Begin

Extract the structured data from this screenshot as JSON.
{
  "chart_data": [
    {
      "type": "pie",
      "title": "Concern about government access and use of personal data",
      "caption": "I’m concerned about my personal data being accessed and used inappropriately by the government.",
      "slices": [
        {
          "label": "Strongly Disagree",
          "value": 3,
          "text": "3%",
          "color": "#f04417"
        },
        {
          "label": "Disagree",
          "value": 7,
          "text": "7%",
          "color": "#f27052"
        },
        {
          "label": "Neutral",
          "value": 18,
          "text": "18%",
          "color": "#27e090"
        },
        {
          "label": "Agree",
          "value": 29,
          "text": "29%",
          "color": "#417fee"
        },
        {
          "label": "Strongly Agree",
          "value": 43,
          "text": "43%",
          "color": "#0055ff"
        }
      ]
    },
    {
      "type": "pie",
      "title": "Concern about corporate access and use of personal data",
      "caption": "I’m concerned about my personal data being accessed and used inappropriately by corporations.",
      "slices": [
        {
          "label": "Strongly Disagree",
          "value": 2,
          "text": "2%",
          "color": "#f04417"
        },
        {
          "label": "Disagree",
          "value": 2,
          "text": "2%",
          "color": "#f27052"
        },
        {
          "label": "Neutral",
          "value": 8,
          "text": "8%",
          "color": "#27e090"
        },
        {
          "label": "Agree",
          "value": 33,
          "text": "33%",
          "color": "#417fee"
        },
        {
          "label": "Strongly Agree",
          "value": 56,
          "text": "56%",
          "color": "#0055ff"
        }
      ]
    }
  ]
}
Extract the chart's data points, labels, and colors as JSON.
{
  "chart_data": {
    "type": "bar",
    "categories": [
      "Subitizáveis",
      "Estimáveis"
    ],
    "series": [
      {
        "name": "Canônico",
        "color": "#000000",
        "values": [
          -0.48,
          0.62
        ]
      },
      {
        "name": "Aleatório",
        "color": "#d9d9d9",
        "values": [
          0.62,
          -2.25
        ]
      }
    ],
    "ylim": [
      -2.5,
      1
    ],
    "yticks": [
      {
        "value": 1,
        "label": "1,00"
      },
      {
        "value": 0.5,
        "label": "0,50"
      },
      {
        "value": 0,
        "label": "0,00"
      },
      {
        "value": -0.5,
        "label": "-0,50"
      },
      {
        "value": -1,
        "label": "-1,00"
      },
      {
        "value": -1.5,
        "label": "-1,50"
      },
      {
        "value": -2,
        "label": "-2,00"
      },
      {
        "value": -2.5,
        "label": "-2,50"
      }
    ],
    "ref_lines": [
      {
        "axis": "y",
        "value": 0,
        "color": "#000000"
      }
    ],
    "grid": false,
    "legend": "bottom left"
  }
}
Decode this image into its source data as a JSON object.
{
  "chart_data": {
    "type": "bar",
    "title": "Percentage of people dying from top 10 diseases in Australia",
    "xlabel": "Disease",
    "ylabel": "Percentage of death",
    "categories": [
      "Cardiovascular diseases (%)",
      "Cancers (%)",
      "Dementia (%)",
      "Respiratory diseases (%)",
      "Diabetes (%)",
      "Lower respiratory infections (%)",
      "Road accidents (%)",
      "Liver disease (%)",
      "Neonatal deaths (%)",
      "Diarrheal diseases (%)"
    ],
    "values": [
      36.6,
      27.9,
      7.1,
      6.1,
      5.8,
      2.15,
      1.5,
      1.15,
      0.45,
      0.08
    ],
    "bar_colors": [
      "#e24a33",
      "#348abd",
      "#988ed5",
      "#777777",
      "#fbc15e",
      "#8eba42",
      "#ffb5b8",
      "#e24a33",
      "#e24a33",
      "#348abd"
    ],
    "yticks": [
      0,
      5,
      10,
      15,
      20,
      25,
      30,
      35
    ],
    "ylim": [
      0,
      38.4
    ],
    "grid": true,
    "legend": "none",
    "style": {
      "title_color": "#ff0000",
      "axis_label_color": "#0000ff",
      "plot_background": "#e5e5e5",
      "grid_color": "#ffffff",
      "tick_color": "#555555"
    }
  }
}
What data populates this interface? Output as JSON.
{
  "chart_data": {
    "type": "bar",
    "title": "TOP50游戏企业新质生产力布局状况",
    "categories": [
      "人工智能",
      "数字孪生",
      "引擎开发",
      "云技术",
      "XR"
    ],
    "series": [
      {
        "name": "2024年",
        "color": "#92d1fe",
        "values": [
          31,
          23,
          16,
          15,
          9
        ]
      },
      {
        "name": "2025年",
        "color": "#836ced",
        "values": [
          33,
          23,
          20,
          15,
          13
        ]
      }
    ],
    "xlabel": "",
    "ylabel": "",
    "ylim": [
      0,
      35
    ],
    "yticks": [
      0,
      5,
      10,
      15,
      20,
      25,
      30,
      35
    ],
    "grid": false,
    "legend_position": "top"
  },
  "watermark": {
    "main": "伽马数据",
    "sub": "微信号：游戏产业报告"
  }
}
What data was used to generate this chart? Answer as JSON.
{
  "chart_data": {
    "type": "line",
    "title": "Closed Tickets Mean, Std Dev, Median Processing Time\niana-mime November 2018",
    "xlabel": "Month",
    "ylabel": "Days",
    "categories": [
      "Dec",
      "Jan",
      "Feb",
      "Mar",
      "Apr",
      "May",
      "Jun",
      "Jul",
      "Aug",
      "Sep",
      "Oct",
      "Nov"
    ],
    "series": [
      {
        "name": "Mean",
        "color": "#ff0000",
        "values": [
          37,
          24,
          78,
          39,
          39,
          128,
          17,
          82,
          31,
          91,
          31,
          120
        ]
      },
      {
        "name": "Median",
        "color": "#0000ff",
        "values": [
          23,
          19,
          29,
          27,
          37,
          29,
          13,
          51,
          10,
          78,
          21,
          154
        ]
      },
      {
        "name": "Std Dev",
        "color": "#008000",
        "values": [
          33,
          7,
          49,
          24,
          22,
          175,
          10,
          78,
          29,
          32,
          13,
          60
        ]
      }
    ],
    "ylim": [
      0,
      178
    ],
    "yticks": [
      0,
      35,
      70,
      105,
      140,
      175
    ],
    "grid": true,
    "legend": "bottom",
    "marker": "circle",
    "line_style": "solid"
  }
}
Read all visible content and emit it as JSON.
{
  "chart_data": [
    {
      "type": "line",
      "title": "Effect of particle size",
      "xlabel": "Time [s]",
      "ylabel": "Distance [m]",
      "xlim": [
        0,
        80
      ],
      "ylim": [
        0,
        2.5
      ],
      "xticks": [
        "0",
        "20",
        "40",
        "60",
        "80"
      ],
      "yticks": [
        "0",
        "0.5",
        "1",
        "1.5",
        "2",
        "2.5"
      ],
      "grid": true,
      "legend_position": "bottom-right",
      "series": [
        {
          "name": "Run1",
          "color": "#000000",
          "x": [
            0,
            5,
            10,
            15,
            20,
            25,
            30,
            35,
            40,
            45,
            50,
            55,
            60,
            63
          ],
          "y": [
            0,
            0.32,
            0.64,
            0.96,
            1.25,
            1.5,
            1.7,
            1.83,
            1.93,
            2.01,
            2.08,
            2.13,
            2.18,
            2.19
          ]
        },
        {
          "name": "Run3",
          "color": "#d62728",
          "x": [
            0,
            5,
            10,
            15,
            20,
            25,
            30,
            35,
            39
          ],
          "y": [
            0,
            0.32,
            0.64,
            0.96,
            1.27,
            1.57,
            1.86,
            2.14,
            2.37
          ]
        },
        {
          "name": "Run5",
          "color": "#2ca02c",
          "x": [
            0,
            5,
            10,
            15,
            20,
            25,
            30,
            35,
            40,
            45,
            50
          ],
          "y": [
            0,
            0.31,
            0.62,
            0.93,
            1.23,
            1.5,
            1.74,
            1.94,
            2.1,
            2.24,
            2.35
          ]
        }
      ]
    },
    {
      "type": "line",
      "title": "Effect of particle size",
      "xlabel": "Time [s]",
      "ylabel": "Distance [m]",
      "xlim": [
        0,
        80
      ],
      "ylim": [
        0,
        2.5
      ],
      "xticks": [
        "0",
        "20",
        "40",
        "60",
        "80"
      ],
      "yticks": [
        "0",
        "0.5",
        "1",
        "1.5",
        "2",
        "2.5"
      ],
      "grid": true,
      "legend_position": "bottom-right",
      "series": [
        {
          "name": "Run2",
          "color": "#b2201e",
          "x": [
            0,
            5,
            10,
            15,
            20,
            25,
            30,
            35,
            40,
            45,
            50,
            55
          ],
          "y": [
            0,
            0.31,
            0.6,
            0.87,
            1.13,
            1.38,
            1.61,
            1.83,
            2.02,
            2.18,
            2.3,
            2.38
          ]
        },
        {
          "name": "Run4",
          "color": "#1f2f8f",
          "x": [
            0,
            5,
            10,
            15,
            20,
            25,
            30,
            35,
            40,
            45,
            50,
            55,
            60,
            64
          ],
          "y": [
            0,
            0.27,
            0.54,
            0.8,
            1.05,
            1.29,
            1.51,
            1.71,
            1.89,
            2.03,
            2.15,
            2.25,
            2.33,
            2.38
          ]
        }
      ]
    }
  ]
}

End

Reproduce each line of the entries in which the word "accessed" is found.

      "caption": "I’m concerned about my personal data being accessed and used inappropriately by the government.",
      "caption": "I’m concerned about my personal data being accessed and used inappropriately by corporations.",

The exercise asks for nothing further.